### GIVEN TASK
Extract the complete listing and output it unchanged.
## begin PROVIDED DATA
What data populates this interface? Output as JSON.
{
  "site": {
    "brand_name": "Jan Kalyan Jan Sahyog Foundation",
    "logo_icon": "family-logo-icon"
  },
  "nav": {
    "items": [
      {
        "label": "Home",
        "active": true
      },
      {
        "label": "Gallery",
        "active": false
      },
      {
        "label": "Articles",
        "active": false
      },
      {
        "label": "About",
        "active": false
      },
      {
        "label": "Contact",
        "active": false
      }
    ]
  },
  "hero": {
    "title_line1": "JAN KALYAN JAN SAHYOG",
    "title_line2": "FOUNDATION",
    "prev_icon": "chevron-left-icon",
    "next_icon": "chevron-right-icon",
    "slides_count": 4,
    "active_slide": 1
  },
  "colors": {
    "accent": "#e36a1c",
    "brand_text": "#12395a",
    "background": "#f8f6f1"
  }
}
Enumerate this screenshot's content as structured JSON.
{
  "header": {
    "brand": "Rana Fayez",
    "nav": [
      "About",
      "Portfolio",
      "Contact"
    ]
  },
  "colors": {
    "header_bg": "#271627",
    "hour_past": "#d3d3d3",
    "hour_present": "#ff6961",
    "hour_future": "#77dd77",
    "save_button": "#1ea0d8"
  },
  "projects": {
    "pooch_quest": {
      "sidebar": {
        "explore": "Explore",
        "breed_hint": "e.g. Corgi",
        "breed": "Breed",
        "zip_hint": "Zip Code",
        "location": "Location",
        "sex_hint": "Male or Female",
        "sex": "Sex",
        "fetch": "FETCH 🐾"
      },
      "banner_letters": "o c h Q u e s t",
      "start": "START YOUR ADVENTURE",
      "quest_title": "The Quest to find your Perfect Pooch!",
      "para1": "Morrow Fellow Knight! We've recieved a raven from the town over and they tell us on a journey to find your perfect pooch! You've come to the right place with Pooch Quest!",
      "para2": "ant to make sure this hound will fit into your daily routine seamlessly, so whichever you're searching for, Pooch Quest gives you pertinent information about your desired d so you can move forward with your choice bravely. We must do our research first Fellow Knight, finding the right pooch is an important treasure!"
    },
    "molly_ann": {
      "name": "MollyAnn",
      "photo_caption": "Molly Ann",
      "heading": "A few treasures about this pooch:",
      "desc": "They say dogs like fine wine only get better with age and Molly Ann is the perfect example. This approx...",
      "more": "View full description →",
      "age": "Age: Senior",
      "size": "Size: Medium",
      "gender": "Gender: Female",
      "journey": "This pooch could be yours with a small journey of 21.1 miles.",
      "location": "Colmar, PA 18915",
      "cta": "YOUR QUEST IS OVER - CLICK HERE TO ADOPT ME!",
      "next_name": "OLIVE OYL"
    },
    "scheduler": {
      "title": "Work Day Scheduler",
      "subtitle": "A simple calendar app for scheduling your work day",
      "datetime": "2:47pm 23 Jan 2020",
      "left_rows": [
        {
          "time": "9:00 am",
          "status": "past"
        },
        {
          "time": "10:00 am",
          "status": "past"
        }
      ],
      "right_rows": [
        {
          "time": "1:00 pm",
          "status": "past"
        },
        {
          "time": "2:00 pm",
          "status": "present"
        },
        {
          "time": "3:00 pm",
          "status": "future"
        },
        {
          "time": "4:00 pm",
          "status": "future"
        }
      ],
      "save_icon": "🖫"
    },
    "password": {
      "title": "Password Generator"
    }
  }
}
## end PROVIDED DATA
### THE RESPONSE
What data populates this interface? Output as JSON.
{
  "site": {
    "brand_name": "Jan Kalyan Jan Sahyog Foundation",
    "logo_icon": "family-logo-icon"
  },
  "nav": {
    "items": [
      {
        "label": "Home",
        "active": true
      },
      {
        "label": "Gallery",
        "active": false
      },
      {
        "label": "Articles",
        "active": false
      },
      {
        "label": "About",
        "active": false
      },
      {
        "label": "Contact",
        "active": false
      }
    ]
  },
  "hero": {
    "title_line1": "JAN KALYAN JAN SAHYOG",
    "title_line2": "FOUNDATION",
    "prev_icon": "chevron-left-icon",
    "next_icon": "chevron-right-icon",
    "slides_count": 4,
    "active_slide": 1
  },
  "colors": {
    "accent": "#e36a1c",
    "brand_text": "#12395a",
    "background": "#f8f6f1"
  }
}
Enumerate this screenshot's content as structured JSON.
{
  "header": {
    "brand": "Rana Fayez",
    "nav": [
      "About",
      "Portfolio",
      "Contact"
    ]
  },
  "colors": {
    "header_bg": "#271627",
    "hour_past": "#d3d3d3",
    "hour_present": "#ff6961",
    "hour_future": "#77dd77",
    "save_button": "#1ea0d8"
  },
  "projects": {
    "pooch_quest": {
      "sidebar": {
        "explore": "Explore",
        "breed_hint": "e.g. Corgi",
        "breed": "Breed",
        "zip_hint": "Zip Code",
        "location": "Location",
        "sex_hint": "Male or Female",
        "sex": "Sex",
        "fetch": "FETCH 🐾"
      },
      "banner_letters": "o c h Q u e s t",
      "start": "START YOUR ADVENTURE",
      "quest_title": "The Quest to find your Perfect Pooch!",
      "para1": "Morrow Fellow Knight! We've recieved a raven from the town over and they tell us on a journey to find your perfect pooch! You've come to the right place with Pooch Quest!",
      "para2": "ant to make sure this hound will fit into your daily routine seamlessly, so whichever you're searching for, Pooch Quest gives you pertinent information about your desired d so you can move forward with your choice bravely. We must do our research first Fellow Knight, finding the right pooch is an important treasure!"
    },
    "molly_ann": {
      "name": "MollyAnn",
      "photo_caption": "Molly Ann",
      "heading": "A few treasures about this pooch:",
      "desc": "They say dogs like fine wine only get better with age and Molly Ann is the perfect example. This approx...",
      "more": "View full description →",
      "age": "Age: Senior",
      "size": "Size: Medium",
      "gender": "Gender: Female",
      "journey": "This pooch could be yours with a small journey of 21.1 miles.",
      "location": "Colmar, PA 18915",
      "cta": "YOUR QUEST IS OVER - CLICK HERE TO ADOPT ME!",
      "next_name": "OLIVE OYL"
    },
    "scheduler": {
      "title": "Work Day Scheduler",
      "subtitle": "A simple calendar app for scheduling your work day",
      "datetime": "2:47pm 23 Jan 2020",
      "left_rows": [
        {
          "time": "9:00 am",
          "status": "past"
        },
        {
          "time": "10:00 am",
          "status": "past"
        }
      ],
      "right_rows": [
        {
          "time": "1:00 pm",
          "status": "past"
        },
        {
          "time": "2:00 pm",
          "status": "present"
        },
        {
          "time": "3:00 pm",
          "status": "future"
        },
        {
          "time": "4:00 pm",
          "status": "future"
        }
      ],
      "save_icon": "🖫"
    },
    "password": {
      "title": "Password Generator"
    }
  }
}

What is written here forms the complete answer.